Goal: Can you pull out every line from the records below that contains the string "cell" and copy each one unchanged?

----------

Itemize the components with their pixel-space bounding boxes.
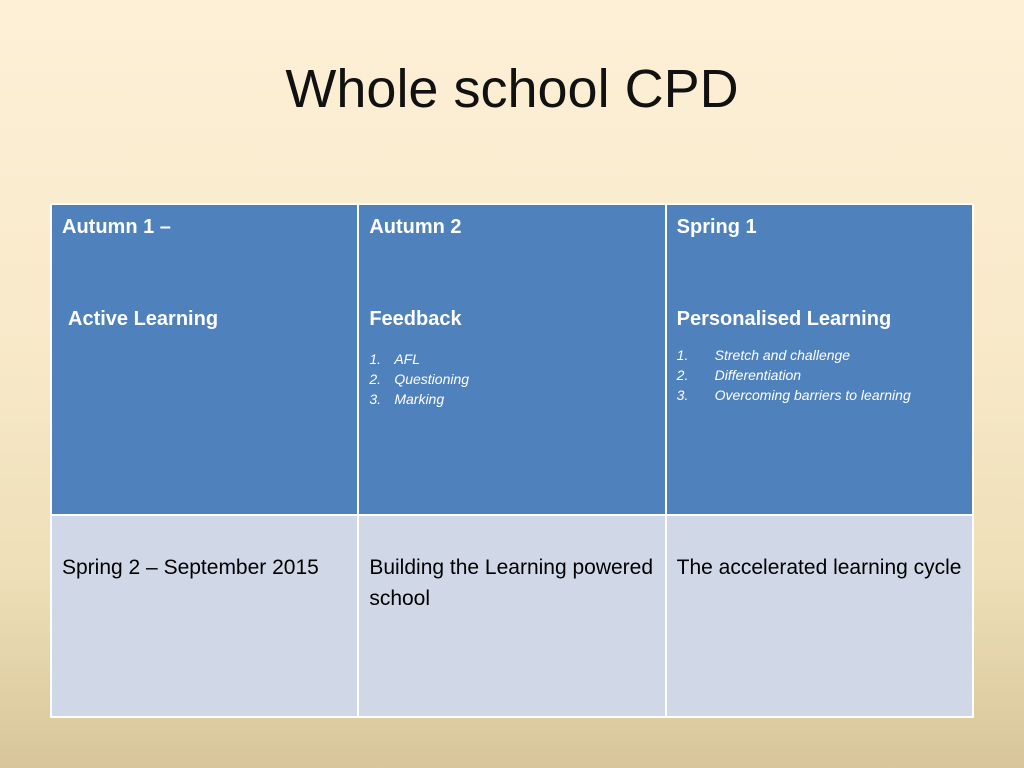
list-text: Overcoming barriers to learning (714, 387, 911, 403)
list-text: Differentiation (714, 367, 802, 383)
list-number: 2. (369, 371, 382, 387)
list-item (369, 369, 654, 389)
table-cell-spring-2: Spring 2 – September 2015 (51, 515, 358, 717)
table-cell-autumn-2 (358, 204, 665, 515)
list-text: Questioning (394, 371, 470, 387)
term-label: Autumn 1 – (62, 216, 171, 238)
list-item (677, 345, 962, 365)
list-item (677, 365, 962, 385)
theme-label: Personalised Learning (676, 308, 892, 330)
list-text: AFL (394, 351, 421, 367)
topic-list (369, 349, 654, 409)
list-number: 3. (676, 387, 689, 403)
list-number: 2. (676, 367, 689, 383)
slide-title: Whole school CPD (285, 59, 739, 119)
list-number: 1. (676, 347, 689, 363)
theme-label: Active Learning (68, 308, 219, 330)
list-item (369, 349, 654, 369)
table-cell-spring-1 (666, 204, 973, 515)
table-cell-learning-powered: Building the Learning powered school (358, 515, 665, 717)
list-number: 3. (369, 391, 382, 407)
term-label: Spring 1 (676, 216, 757, 238)
table-row (51, 515, 973, 717)
list-text: Marking (394, 391, 445, 407)
list-number: 1. (369, 351, 382, 367)
table-cell-accelerated-learning: The accelerated learning cycle (666, 515, 973, 717)
theme-label: Feedback (369, 308, 462, 330)
list-item (369, 389, 654, 409)
topic-list (677, 345, 962, 405)
list-text: Stretch and challenge (714, 347, 851, 363)
cpd-schedule-table (50, 203, 974, 718)
term-label: Autumn 2 (369, 216, 462, 238)
table-cell-autumn-1 (51, 204, 358, 515)
list-item (677, 385, 962, 405)
table-row (51, 204, 973, 515)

----------

Expected answer:
table-cell-spring-2: Spring 2 – September 2015 (51, 515, 358, 717)
table-cell-autumn-2 (358, 204, 665, 515)
table-cell-spring-1 (666, 204, 973, 515)
table-cell-learning-powered: Building the Learning powered school (358, 515, 665, 717)
table-cell-accelerated-learning: The accelerated learning cycle (666, 515, 973, 717)
table-cell-autumn-1 (51, 204, 358, 515)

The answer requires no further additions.